Give back the full listing verbatim, apart from its images.

* START PROVIDED ENTRIES *

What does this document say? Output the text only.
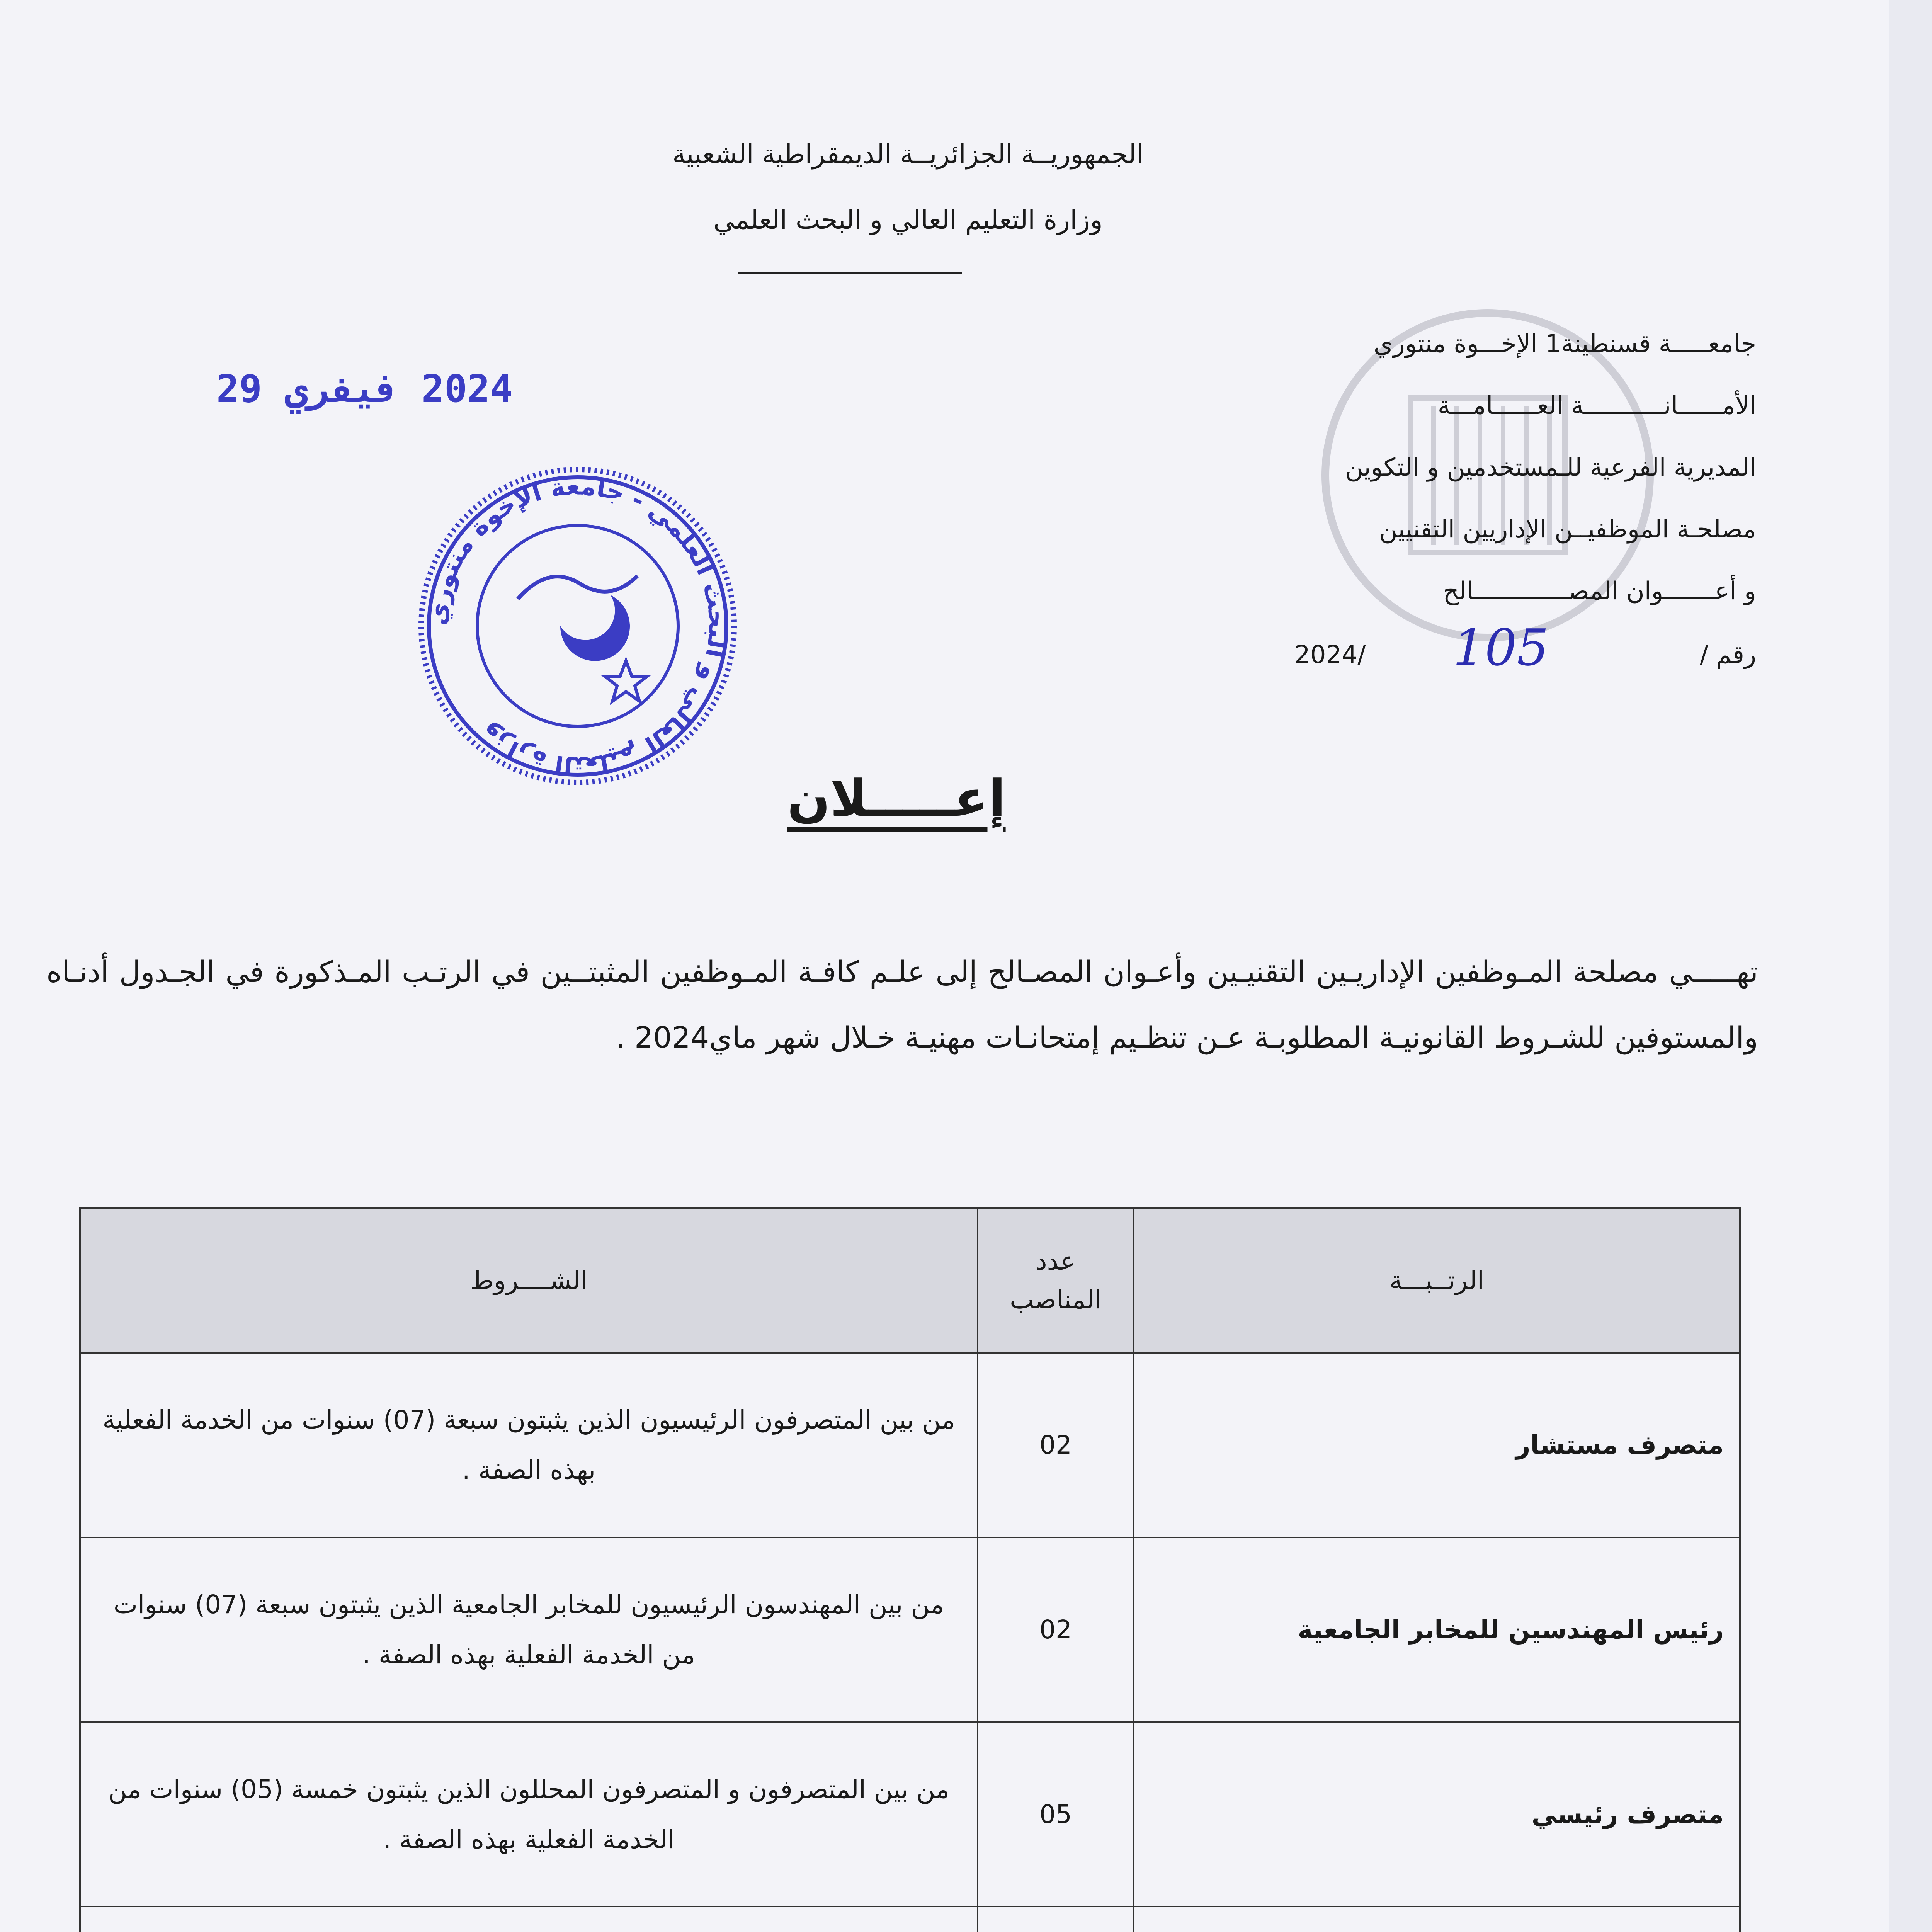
الجمهوريــة الجزائريــة الديمقراطية الشعبية
وزارة التعليم العالي و البحث العلمي
جامعـــــة قسنطينة1 الإخـــوة منتوري
الأمــــــانـــــــــــة العــــــامـــة
المديرية الفرعية للـمستخدمين و التكوين
مصلحـة الموظفيــن الإداريين التقنيين
و أعـــــــوان المصـــــــــــــالح
رقم /
105
2024/
2024 فيفري 29
وزارة التعليم العالي و البحث العلمي - جامعة الإخوة منتوري
إعـــــلان
تهـــــي مصلحة المـوظفين الإداريـين التقنيـين وأعـوان المصـالح إلى علـم كافـة المـوظفين المثبتــين في الرتـب المـذكورة في الجـدول أدنـاه والمستوفين للشـروط القانونيـة المطلوبـة عـن تنظـيم إمتحانـات مهنيـة خـلال شهر ماي2024 .
الرتــبـــة	عدد المناصب	الشــــروط
متصرف مستشار	02	من بين المتصرفون الرئيسيون الذين يثبتون سبعة (07) سنوات من الخدمة الفعلية بهذه الصفة .
رئيس المهندسين للمخابر الجامعية	02	من بين المهندسون الرئيسيون للمخابر الجامعية الذين يثبتون سبعة (07) سنوات من الخدمة الفعلية بهذه الصفة .
متصرف رئيسي	05	من بين المتصرفون و المتصرفون المحللون الذين يثبتون خمسة (05) سنوات من الخدمة الفعلية بهذه الصفة .
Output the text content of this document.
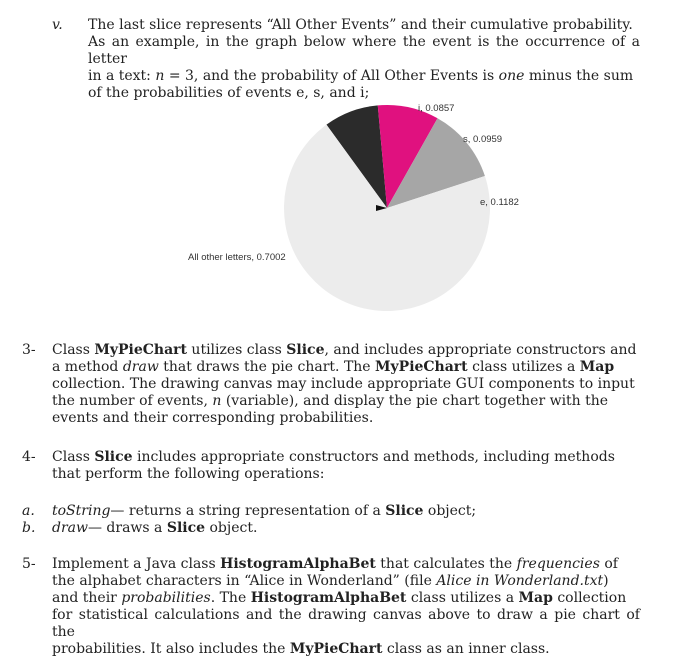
v. The last slice represents “All Other Events” and their cumulative probability.
As an example, in the graph below where the event is the occurrence of a letter
in a text: n = 3, and the probability of All Other Events is one minus the sum
of the probabilities of events e, s, and i;
i, 0.0857
s, 0.0959
e, 0.1182
All other letters, 0.7002
3- Class MyPieChart utilizes class Slice, and includes appropriate constructors and
a method draw that draws the pie chart. The MyPieChart class utilizes a Map
collection. The drawing canvas may include appropriate GUI components to input
the number of events, n (variable), and display the pie chart together with the
events and their corresponding probabilities.
4- Class Slice includes appropriate constructors and methods, including methods
that perform the following operations:
a. toString— returns a string representation of a Slice object;
b. draw— draws a Slice object.
5- Implement a Java class HistogramAlphaBet that calculates the frequencies of
the alphabet characters in “Alice in Wonderland” (file Alice in Wonderland.txt)
and their probabilities. The HistogramAlphaBet class utilizes a Map collection
for statistical calculations and the drawing canvas above to draw a pie chart of the
probabilities. It also includes the MyPieChart class as an inner class.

* END PROVIDED ENTRIES *

→ SOLUTION FOR THIS TASK:
What does this document say? Output the text only.
الجمهوريــة الجزائريــة الديمقراطية الشعبية
وزارة التعليم العالي و البحث العلمي
جامعـــــة قسنطينة1 الإخـــوة منتوري
الأمــــــانـــــــــــة العــــــامـــة
المديرية الفرعية للـمستخدمين و التكوين
مصلحـة الموظفيــن الإداريين التقنيين
و أعـــــــوان المصـــــــــــــالح
رقم /
105
2024/
2024 فيفري 29
وزارة التعليم العالي و البحث العلمي - جامعة الإخوة منتوري
إعـــــلان
تهـــــي مصلحة المـوظفين الإداريـين التقنيـين وأعـوان المصـالح إلى علـم كافـة المـوظفين المثبتــين في الرتـب المـذكورة في الجـدول أدنـاه والمستوفين للشـروط القانونيـة المطلوبـة عـن تنظـيم إمتحانـات مهنيـة خـلال شهر ماي2024 .
الرتــبـــة	عدد المناصب	الشــــروط
متصرف مستشار	02	من بين المتصرفون الرئيسيون الذين يثبتون سبعة (07) سنوات من الخدمة الفعلية بهذه الصفة .
رئيس المهندسين للمخابر الجامعية	02	من بين المهندسون الرئيسيون للمخابر الجامعية الذين يثبتون سبعة (07) سنوات من الخدمة الفعلية بهذه الصفة .
متصرف رئيسي	05	من بين المتصرفون و المتصرفون المحللون الذين يثبتون خمسة (05) سنوات من الخدمة الفعلية بهذه الصفة .
Output the text content of this document.
v. The last slice represents “All Other Events” and their cumulative probability.
As an example, in the graph below where the event is the occurrence of a letter
in a text: n = 3, and the probability of All Other Events is one minus the sum
of the probabilities of events e, s, and i;
i, 0.0857
s, 0.0959
e, 0.1182
All other letters, 0.7002
3- Class MyPieChart utilizes class Slice, and includes appropriate constructors and
a method draw that draws the pie chart. The MyPieChart class utilizes a Map
collection. The drawing canvas may include appropriate GUI components to input
the number of events, n (variable), and display the pie chart together with the
events and their corresponding probabilities.
4- Class Slice includes appropriate constructors and methods, including methods
that perform the following operations:
a. toString— returns a string representation of a Slice object;
b. draw— draws a Slice object.
5- Implement a Java class HistogramAlphaBet that calculates the frequencies of
the alphabet characters in “Alice in Wonderland” (file Alice in Wonderland.txt)
and their probabilities. The HistogramAlphaBet class utilizes a Map collection
for statistical calculations and the drawing canvas above to draw a pie chart of the
probabilities. It also includes the MyPieChart class as an inner class.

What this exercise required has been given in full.